In the following material, identify every line holding the string "time" and return it.
-- Exercise data start --
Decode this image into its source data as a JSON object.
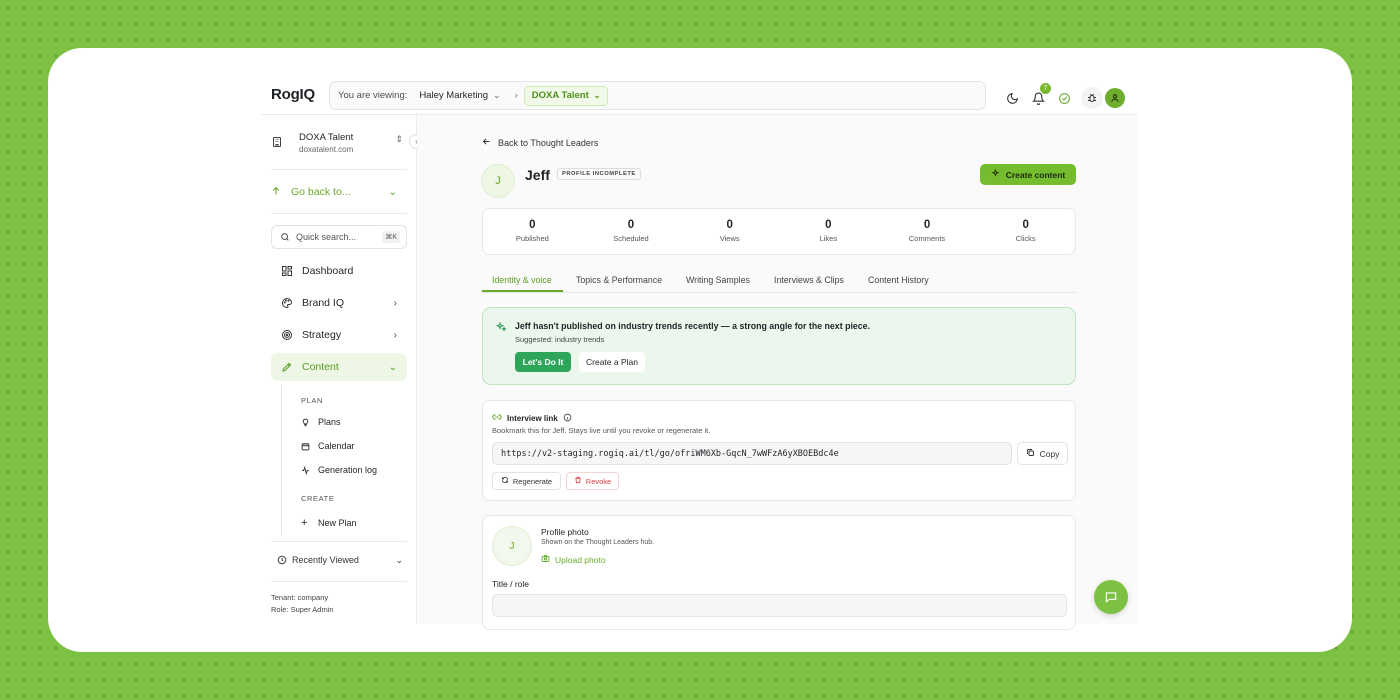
{
  "app": {
    "logo": "RogIQ"
  },
  "header": {
    "viewing_label": "You are viewing:",
    "org": "Haley Marketing",
    "breadcrumb_sep": "›",
    "talent": "DOXA Talent",
    "notification_count": "7"
  },
  "sidebar": {
    "tenant_name": "DOXA Talent",
    "tenant_domain": "doxatalent.com",
    "go_back": "Go back to...",
    "search_placeholder": "Quick search...",
    "search_shortcut": "⌘K",
    "nav": [
      {
        "label": "Dashboard"
      },
      {
        "label": "Brand IQ"
      },
      {
        "label": "Strategy"
      },
      {
        "label": "Content"
      }
    ],
    "plan_heading": "PLAN",
    "plan_items": [
      {
        "label": "Plans"
      },
      {
        "label": "Calendar"
      },
      {
        "label": "Generation log"
      }
    ],
    "create_heading": "CREATE",
    "create_items": [
      {
        "label": "New Plan"
      }
    ],
    "recently_viewed": "Recently Viewed",
    "tenant_line": "Tenant: company",
    "role_line": "Role: Super Admin"
  },
  "main": {
    "back_link": "Back to Thought Leaders",
    "avatar_initial": "J",
    "name": "Jeff",
    "profile_badge": "PROFILE INCOMPLETE",
    "create_button": "Create content",
    "stats": [
      {
        "value": "0",
        "label": "Published"
      },
      {
        "value": "0",
        "label": "Scheduled"
      },
      {
        "value": "0",
        "label": "Views"
      },
      {
        "value": "0",
        "label": "Likes"
      },
      {
        "value": "0",
        "label": "Comments"
      },
      {
        "value": "0",
        "label": "Clicks"
      }
    ],
    "tabs": [
      {
        "label": "Identity & voice"
      },
      {
        "label": "Topics & Performance"
      },
      {
        "label": "Writing Samples"
      },
      {
        "label": "Interviews & Clips"
      },
      {
        "label": "Content History"
      }
    ],
    "suggestion": {
      "text": "Jeff hasn't published on industry trends recently — a strong angle for the next piece.",
      "sub": "Suggested: industry trends",
      "primary": "Let's Do It",
      "secondary": "Create a Plan"
    },
    "interview": {
      "title": "Interview link",
      "desc": "Bookmark this for Jeff. Stays live until you revoke or regenerate it.",
      "url": "https://v2-staging.rogiq.ai/tl/go/ofriWM6Xb-GqcN_7wWFzA6yXBOEBdc4e",
      "copy": "Copy",
      "regenerate": "Regenerate",
      "revoke": "Revoke"
    },
    "photo": {
      "initial": "J",
      "title": "Profile photo",
      "sub": "Shown on the Thought Leaders hub.",
      "upload": "Upload photo",
      "role_label": "Title / role"
    }
  },
  "colors": {
    "accent": "#75bd2e",
    "page_bg": "#7cc142",
    "success": "#2fa55a",
    "danger": "#dd4444"
  }
}
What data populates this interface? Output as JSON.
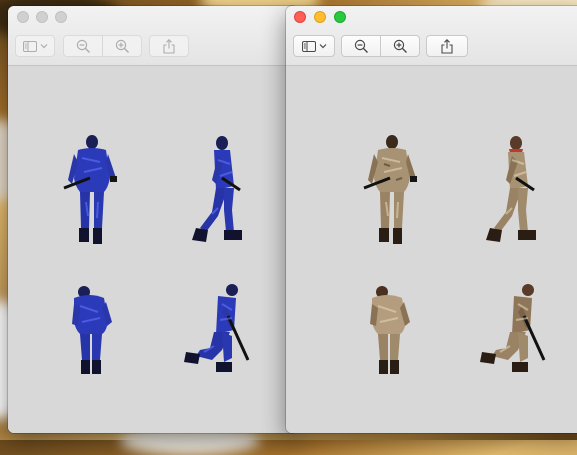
{
  "desktop": {
    "wallpaper": "warm-blurred-photo"
  },
  "windows": [
    {
      "id": "preview-left",
      "state": "inactive",
      "sprite_tint": "#2b3ab8",
      "toolbar": [
        "sidebar-icon",
        "chevron-down-icon",
        "zoom-out-icon",
        "zoom-in-icon",
        "share-icon"
      ],
      "sprites": [
        "soldier-back-standing",
        "soldier-side-walking",
        "soldier-back-crouched",
        "soldier-side-crouching-aiming"
      ]
    },
    {
      "id": "preview-right",
      "state": "active",
      "sprite_tint": "#8a7355",
      "toolbar": [
        "sidebar-icon",
        "chevron-down-icon",
        "zoom-out-icon",
        "zoom-in-icon",
        "share-icon"
      ],
      "sprites": [
        "soldier-back-standing",
        "soldier-side-walking",
        "soldier-back-crouched",
        "soldier-side-crouching-aiming"
      ]
    }
  ]
}
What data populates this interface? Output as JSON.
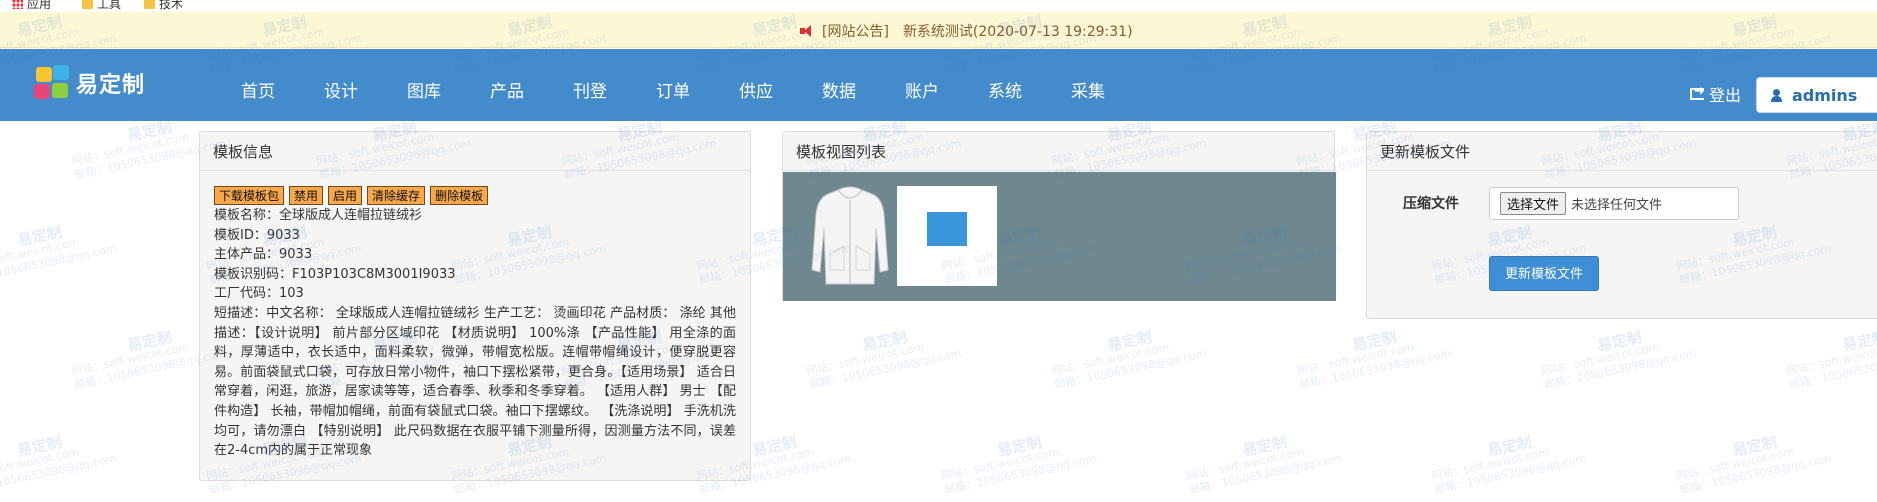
{
  "bookmarks": [
    {
      "label": "应用",
      "icon": "apps-icon"
    },
    {
      "label": "工具",
      "icon": "folder-icon"
    },
    {
      "label": "技术",
      "icon": "folder-icon"
    }
  ],
  "announcement": {
    "label": "[网站公告]",
    "text": "新系统测试(2020-07-13 19:29:31)",
    "icon": "speaker-icon"
  },
  "navbar": {
    "brand": "易定制",
    "menu": [
      "首页",
      "设计",
      "图库",
      "产品",
      "刊登",
      "订单",
      "供应",
      "数据",
      "账户",
      "系统",
      "采集"
    ],
    "logout": "登出",
    "user": "admins",
    "bg_color": "#438bca"
  },
  "template_info": {
    "title": "模板信息",
    "buttons": [
      "下载模板包",
      "禁用",
      "启用",
      "清除缓存",
      "删除模板"
    ],
    "rows": [
      "模板名称：全球版成人连帽拉链绒衫",
      "模板ID：9033",
      "主体产品：9033",
      "模板识别码：F103P103C8M3001I9033",
      "工厂代码：103"
    ],
    "description": "短描述：中文名称： 全球版成人连帽拉链绒衫 生产工艺： 烫画印花 产品材质： 涤纶 其他描述：【设计说明】 前片部分区域印花 【材质说明】 100%涤 【产品性能】 用全涤的面料，厚薄适中，衣长适中，面料柔软，微弹，带帽宽松版。连帽带帽绳设计，便穿脱更容易。前面袋鼠式口袋，可存放日常小物件，袖口下摆松紧带，更合身。【适用场景】 适合日常穿着，闲逛，旅游，居家读等等，适合春季、秋季和冬季穿着。 【适用人群】 男士 【配件构造】 长袖，带帽加帽绳，前面有袋鼠式口袋。袖口下摆螺纹。 【洗涤说明】 手洗机洗均可，请勿漂白 【特别说明】 此尺码数据在衣服平铺下测量所得，因测量方法不同，误差在2-4cm内的属于正常现象"
  },
  "view_list": {
    "title": "模板视图列表"
  },
  "update_file": {
    "title": "更新模板文件",
    "field_label": "压缩文件",
    "choose_btn": "选择文件",
    "no_file": "未选择任何文件",
    "submit": "更新模板文件"
  },
  "watermark": {
    "brand": "易定制",
    "site": "网站：soft.weicot.com",
    "email": "邮箱：1050653098@qq.com"
  }
}
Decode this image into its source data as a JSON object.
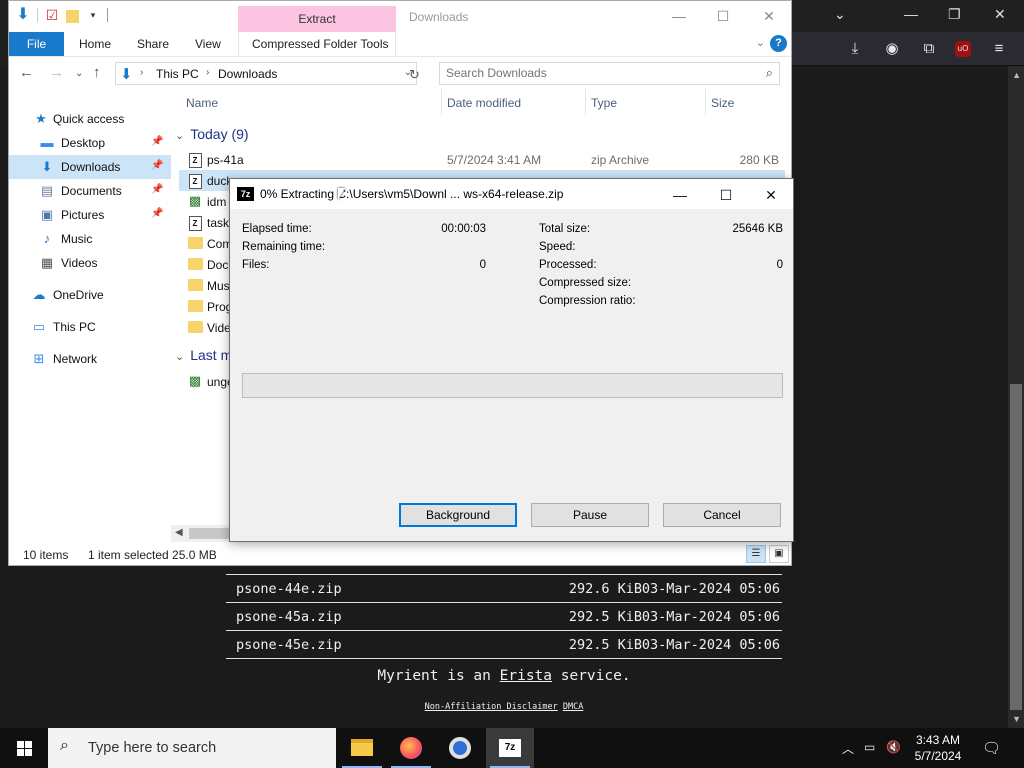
{
  "explorer": {
    "ribbon_contextual_tab": "Extract",
    "window_title": "Downloads",
    "tabs": [
      "File",
      "Home",
      "Share",
      "View",
      "Compressed Folder Tools"
    ],
    "breadcrumb": [
      "This PC",
      "Downloads"
    ],
    "search_placeholder": "Search Downloads",
    "columns": {
      "name": "Name",
      "date": "Date modified",
      "type": "Type",
      "size": "Size"
    },
    "nav": [
      {
        "label": "Quick access",
        "icon": "star-icon"
      },
      {
        "label": "Desktop",
        "icon": "desktop-icon",
        "pinned": true
      },
      {
        "label": "Downloads",
        "icon": "download-arrow-icon",
        "pinned": true,
        "selected": true
      },
      {
        "label": "Documents",
        "icon": "documents-icon",
        "pinned": true
      },
      {
        "label": "Pictures",
        "icon": "pictures-icon",
        "pinned": true
      },
      {
        "label": "Music",
        "icon": "music-note-icon"
      },
      {
        "label": "Videos",
        "icon": "videos-icon"
      },
      {
        "label": "OneDrive",
        "icon": "cloud-icon"
      },
      {
        "label": "This PC",
        "icon": "computer-icon"
      },
      {
        "label": "Network",
        "icon": "network-icon"
      }
    ],
    "groups": {
      "today": "Today (9)",
      "last": "Last m"
    },
    "files": [
      {
        "name": "ps-41a",
        "date": "5/7/2024 3:41 AM",
        "type": "zip Archive",
        "size": "280 KB",
        "icon": "zip-icon"
      },
      {
        "name": "duck",
        "date": "",
        "type": "",
        "size": "",
        "icon": "zip-icon",
        "selected": true
      },
      {
        "name": "idm",
        "date": "",
        "type": "",
        "size": "",
        "icon": "installer-icon"
      },
      {
        "name": "task",
        "date": "",
        "type": "",
        "size": "",
        "icon": "zip-icon"
      },
      {
        "name": "Com",
        "date": "",
        "type": "",
        "size": "",
        "icon": "folder-icon"
      },
      {
        "name": "Doc",
        "date": "",
        "type": "",
        "size": "",
        "icon": "folder-icon"
      },
      {
        "name": "Mus",
        "date": "",
        "type": "",
        "size": "",
        "icon": "folder-icon"
      },
      {
        "name": "Prog",
        "date": "",
        "type": "",
        "size": "",
        "icon": "folder-icon"
      },
      {
        "name": "Vide",
        "date": "",
        "type": "",
        "size": "",
        "icon": "folder-icon"
      }
    ],
    "last_files": [
      {
        "name": "unge",
        "icon": "installer-icon"
      }
    ],
    "status": {
      "items": "10 items",
      "selected": "1 item selected  25.0 MB"
    }
  },
  "sevenzip": {
    "title": "0% Extracting C:\\Users\\vm5\\Downl ... ws-x64-release.zip",
    "title_icon": "7z",
    "left_stats": [
      {
        "label": "Elapsed time:",
        "value": "00:00:03"
      },
      {
        "label": "Remaining time:",
        "value": ""
      },
      {
        "label": "Files:",
        "value": "0"
      }
    ],
    "right_stats": [
      {
        "label": "Total size:",
        "value": "25646 KB"
      },
      {
        "label": "Speed:",
        "value": ""
      },
      {
        "label": "Processed:",
        "value": "0"
      },
      {
        "label": "Compressed size:",
        "value": ""
      },
      {
        "label": "Compression ratio:",
        "value": ""
      }
    ],
    "progress_fraction": 0,
    "buttons": {
      "background": "Background",
      "pause": "Pause",
      "cancel": "Cancel"
    }
  },
  "myrient": {
    "rows": [
      {
        "name": "psone-44e.zip",
        "size": "292.6 KiB",
        "date": "03-Mar-2024 05:06"
      },
      {
        "name": "psone-45a.zip",
        "size": "292.5 KiB",
        "date": "03-Mar-2024 05:06"
      },
      {
        "name": "psone-45e.zip",
        "size": "292.5 KiB",
        "date": "03-Mar-2024 05:06"
      }
    ],
    "footer_pre": "Myrient is an ",
    "footer_link": "Erista",
    "footer_post": " service.",
    "links": [
      "Non-Affiliation Disclaimer",
      "DMCA"
    ]
  },
  "taskbar": {
    "search_placeholder": "Type here to search",
    "time": "3:43 AM",
    "date": "5/7/2024",
    "apps": [
      "file-explorer-icon",
      "firefox-icon",
      "chrome-icon",
      "7zip-icon"
    ]
  },
  "colors": {
    "accent": "#1979ca",
    "extract_tab": "#fbc4e0",
    "selection": "#cce4f7",
    "default_button_border": "#0078d7"
  }
}
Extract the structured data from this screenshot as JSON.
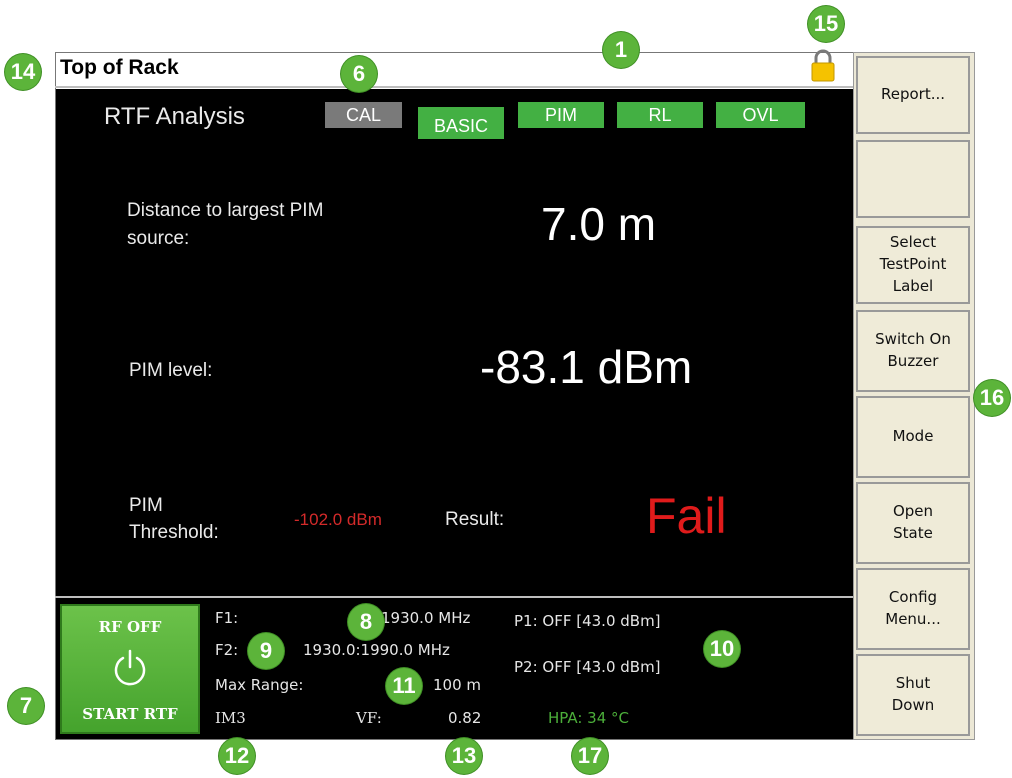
-- Exercise data end --
### The reply
        "label": "Elapsed time:",
        "label": "Remaining time:",
    "time": "3:43 AM",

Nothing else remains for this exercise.